#### REQUEST
Within the records that follow, find every line containing the string "xlabel". Copy those lines.

Chart and figure data:
■ ■ ■ ■ ■
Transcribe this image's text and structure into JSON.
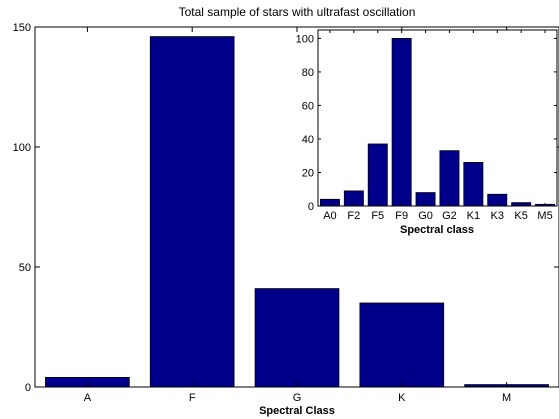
{
  "chart_data": [
    {
      "type": "bar",
      "title": "Total sample of stars with ultrafast oscillation",
      "xlabel": "Spectral Class",
      "ylabel": "",
      "categories": [
        "A",
        "F",
        "G",
        "K",
        "M"
      ],
      "values": [
        4,
        146,
        41,
        35,
        1
      ],
      "ylim": [
        0,
        150
      ],
      "yticks": [
        0,
        50,
        100,
        150
      ],
      "bar_color": "#00008B",
      "grid": false
    },
    {
      "type": "bar",
      "title": "",
      "xlabel": "Spectral class",
      "ylabel": "",
      "categories": [
        "A0",
        "F2",
        "F5",
        "F9",
        "G0",
        "G2",
        "K1",
        "K3",
        "K5",
        "M5"
      ],
      "values": [
        4,
        9,
        37,
        100,
        8,
        33,
        26,
        7,
        2,
        1
      ],
      "ylim": [
        0,
        105
      ],
      "yticks": [
        0,
        20,
        40,
        60,
        80,
        100
      ],
      "bar_color": "#00008B",
      "grid": false,
      "placement": "inset-top-right"
    }
  ]
}
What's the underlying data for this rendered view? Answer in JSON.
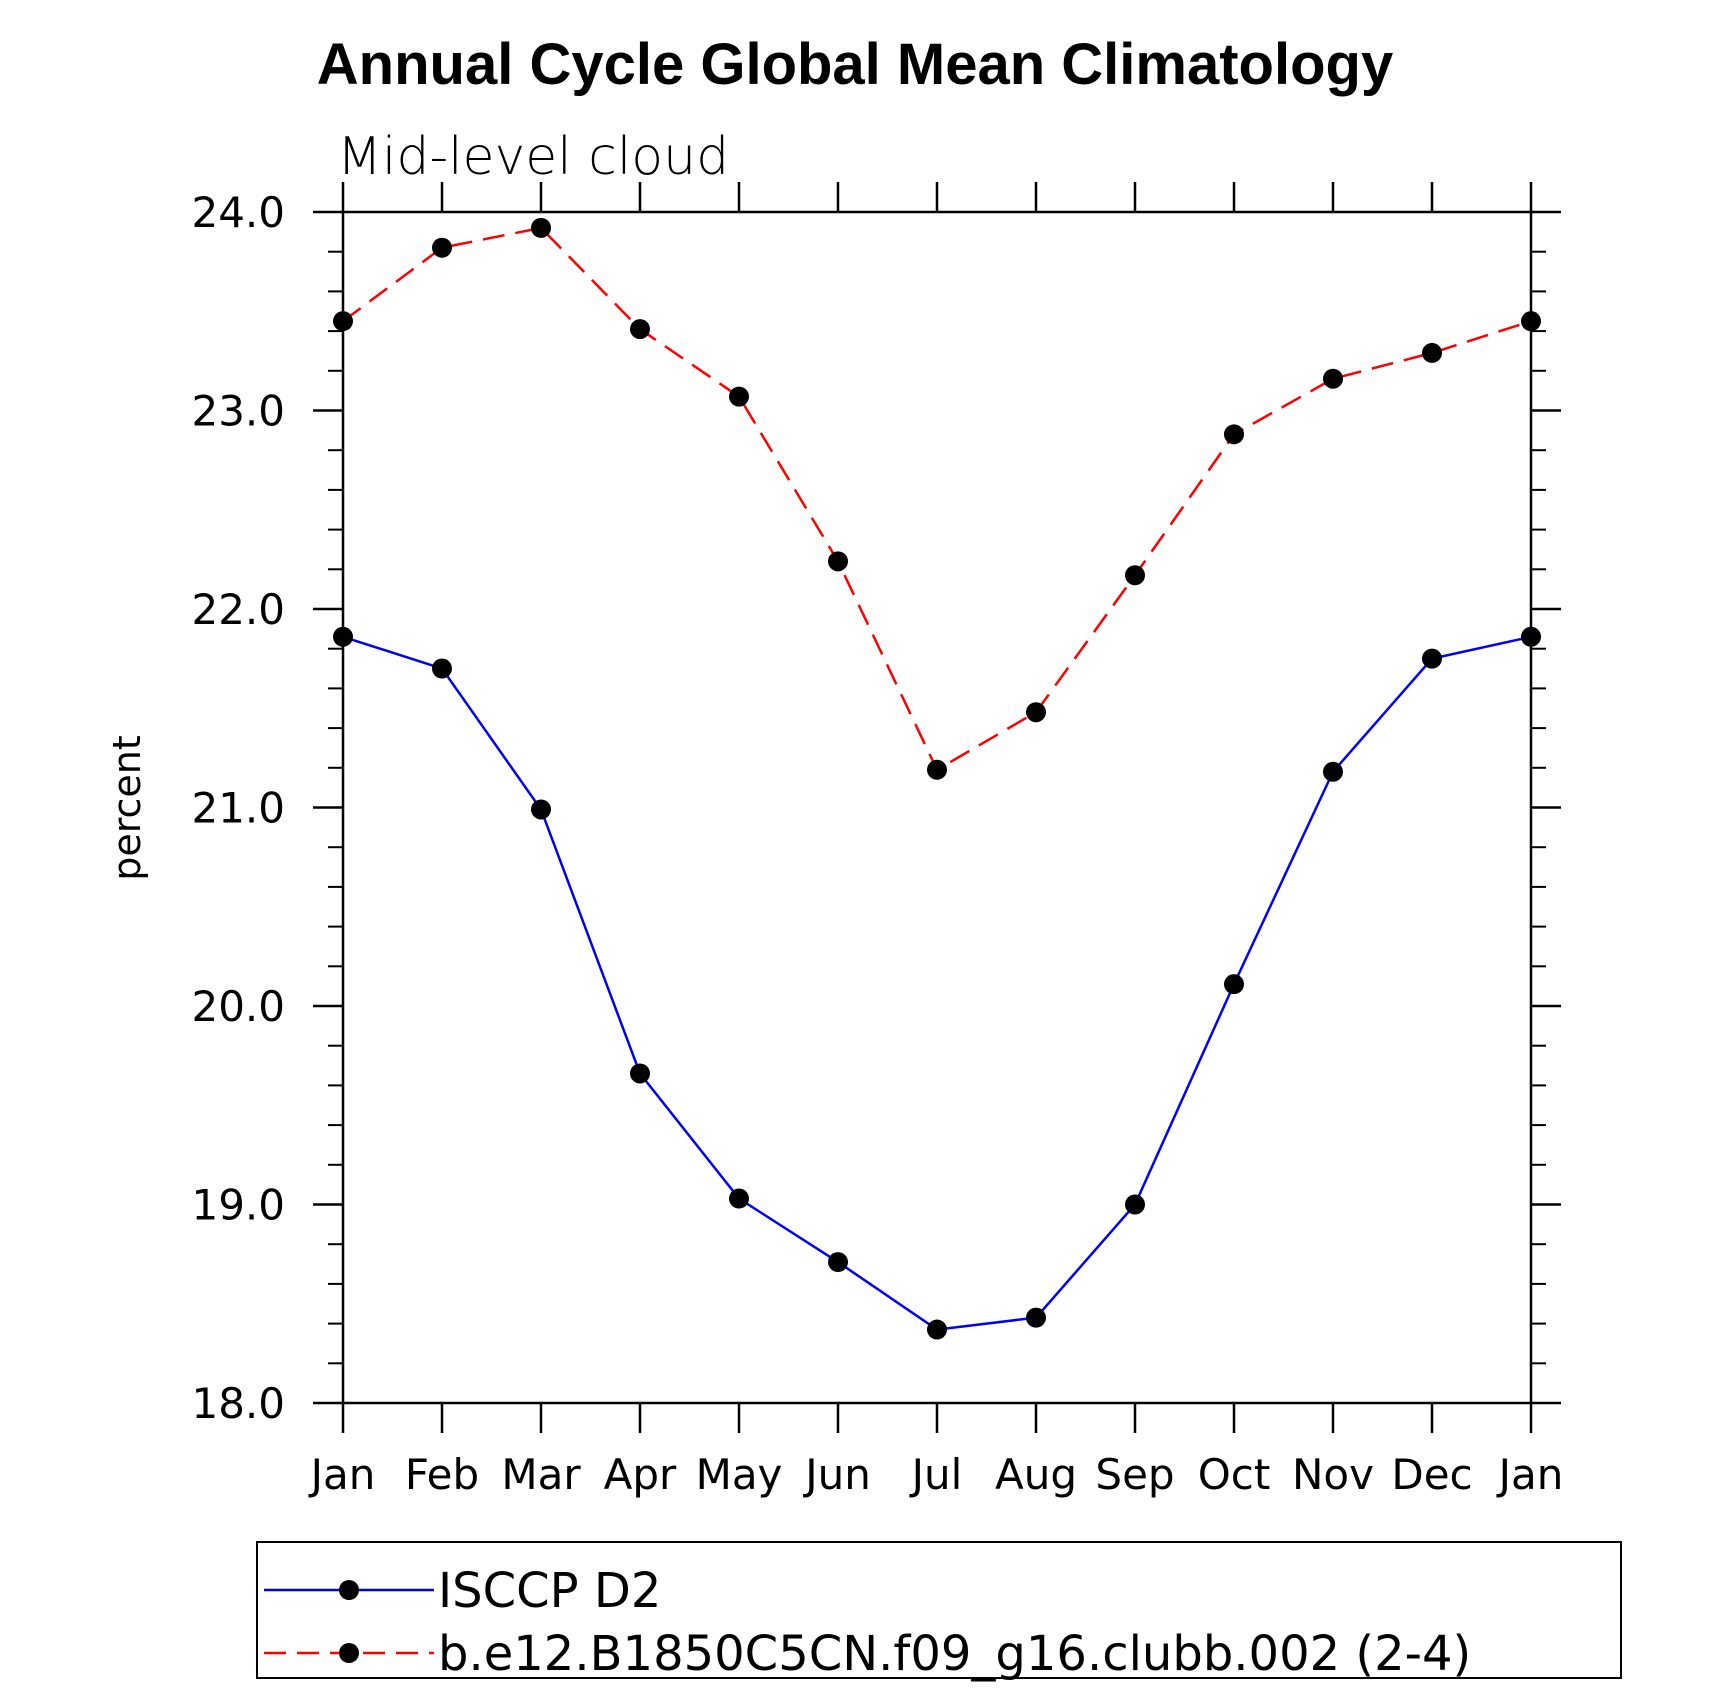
{
  "chart_data": {
    "type": "line",
    "title": "Annual Cycle Global Mean Climatology",
    "subtitle": "Mid-level cloud",
    "xlabel": "",
    "ylabel": "percent",
    "categories": [
      "Jan",
      "Feb",
      "Mar",
      "Apr",
      "May",
      "Jun",
      "Jul",
      "Aug",
      "Sep",
      "Oct",
      "Nov",
      "Dec",
      "Jan"
    ],
    "ylim": [
      18.0,
      24.0
    ],
    "yticks": [
      "18.0",
      "19.0",
      "20.0",
      "21.0",
      "22.0",
      "23.0",
      "24.0"
    ],
    "grid": false,
    "legend_position": "bottom",
    "series": [
      {
        "name": "ISCCP D2",
        "color": "#0000ff",
        "line_style": "solid",
        "marker": "filled-circle",
        "values": [
          21.86,
          21.7,
          20.99,
          19.66,
          19.03,
          18.71,
          18.37,
          18.43,
          19.0,
          20.11,
          21.18,
          21.75,
          21.86
        ]
      },
      {
        "name": "b.e12.B1850C5CN.f09_g16.clubb.002 (2-4)",
        "color": "#ff0000",
        "line_style": "dashed",
        "marker": "filled-circle",
        "values": [
          23.45,
          23.82,
          23.92,
          23.41,
          23.07,
          22.24,
          21.19,
          21.48,
          22.17,
          22.88,
          23.16,
          23.29,
          23.45
        ]
      }
    ]
  }
}
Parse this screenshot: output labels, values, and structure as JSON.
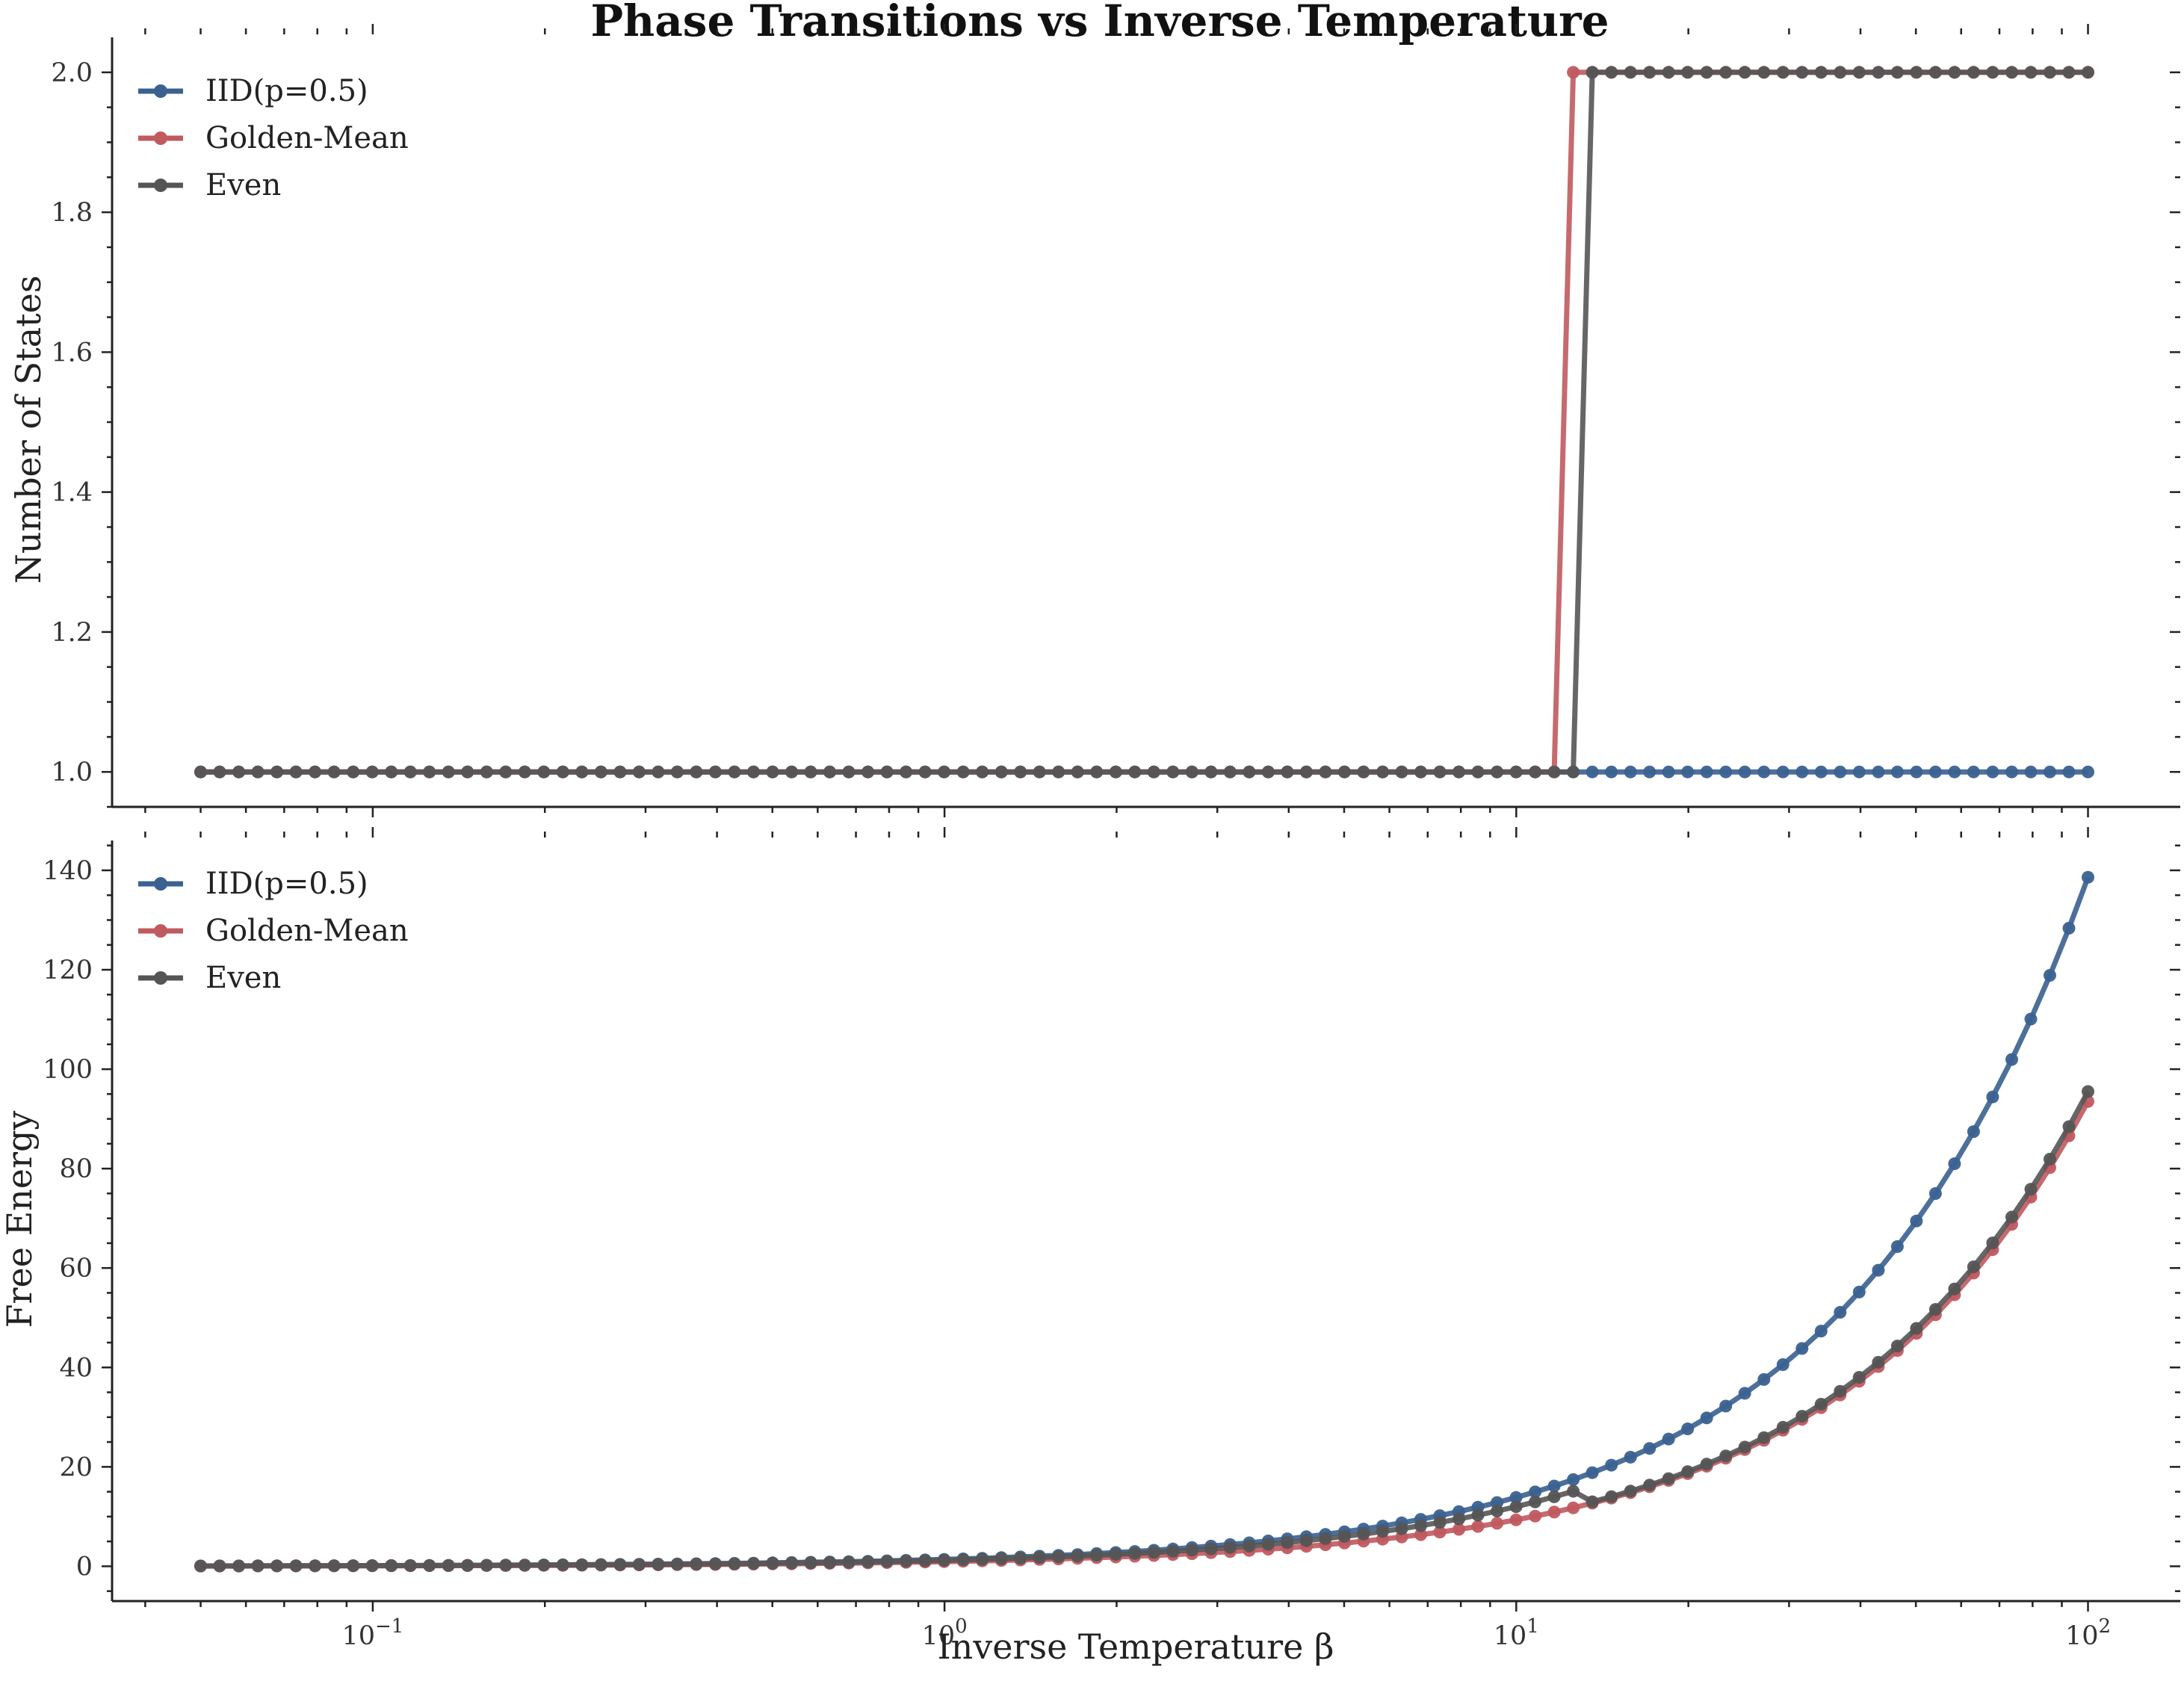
{
  "chart_data": {
    "title": "Phase Transitions vs Inverse Temperature",
    "xlabel": "Inverse Temperature β",
    "x_scale": "log",
    "xlim": [
      0.035,
      145
    ],
    "x_ticks": [
      {
        "value": 0.1,
        "base": "10",
        "exp": "−1"
      },
      {
        "value": 1,
        "base": "10",
        "exp": "0"
      },
      {
        "value": 10,
        "base": "10",
        "exp": "1"
      },
      {
        "value": 100,
        "base": "10",
        "exp": "2"
      }
    ],
    "x": {
      "start": 0.05,
      "end": 100,
      "n": 100
    },
    "subplots": [
      {
        "type": "line",
        "ylabel": "Number of States",
        "ylim": [
          0.95,
          2.05
        ],
        "y_ticks": [
          "1.0",
          "1.2",
          "1.4",
          "1.6",
          "1.8",
          "2.0"
        ],
        "legend": "top-left",
        "series": [
          {
            "name": "IID(p=0.5)",
            "color": "#3a6190",
            "rule": "constant",
            "value": 1
          },
          {
            "name": "Golden-Mean",
            "color": "#c05a5f",
            "rule": "step",
            "low": 1,
            "high": 2,
            "threshold": 11.8
          },
          {
            "name": "Even",
            "color": "#555555",
            "rule": "step",
            "low": 1,
            "high": 2,
            "threshold": 12.8
          }
        ]
      },
      {
        "type": "line",
        "ylabel": "Free Energy",
        "ylim": [
          -7,
          146
        ],
        "y_ticks": [
          "0",
          "20",
          "40",
          "60",
          "80",
          "100",
          "120",
          "140"
        ],
        "legend": "top-left",
        "series": [
          {
            "name": "IID(p=0.5)",
            "color": "#3a6190",
            "rule": "linear",
            "scale": 1.386
          },
          {
            "name": "Golden-Mean",
            "color": "#c05a5f",
            "rule": "linear",
            "scale": 0.935
          },
          {
            "name": "Even",
            "color": "#555555",
            "rule": "piecewise",
            "scale_low": 1.2,
            "scale_high": 0.955,
            "threshold": 12.8
          }
        ]
      }
    ]
  }
}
■ ■ ■ ■ ■
#### CORRECT ANSWER
      "xlabel": "Spectral Class",
      "xlabel": "Spectral class",
    "xlabel": "",
    "xlabel": "Inverse Temperature β",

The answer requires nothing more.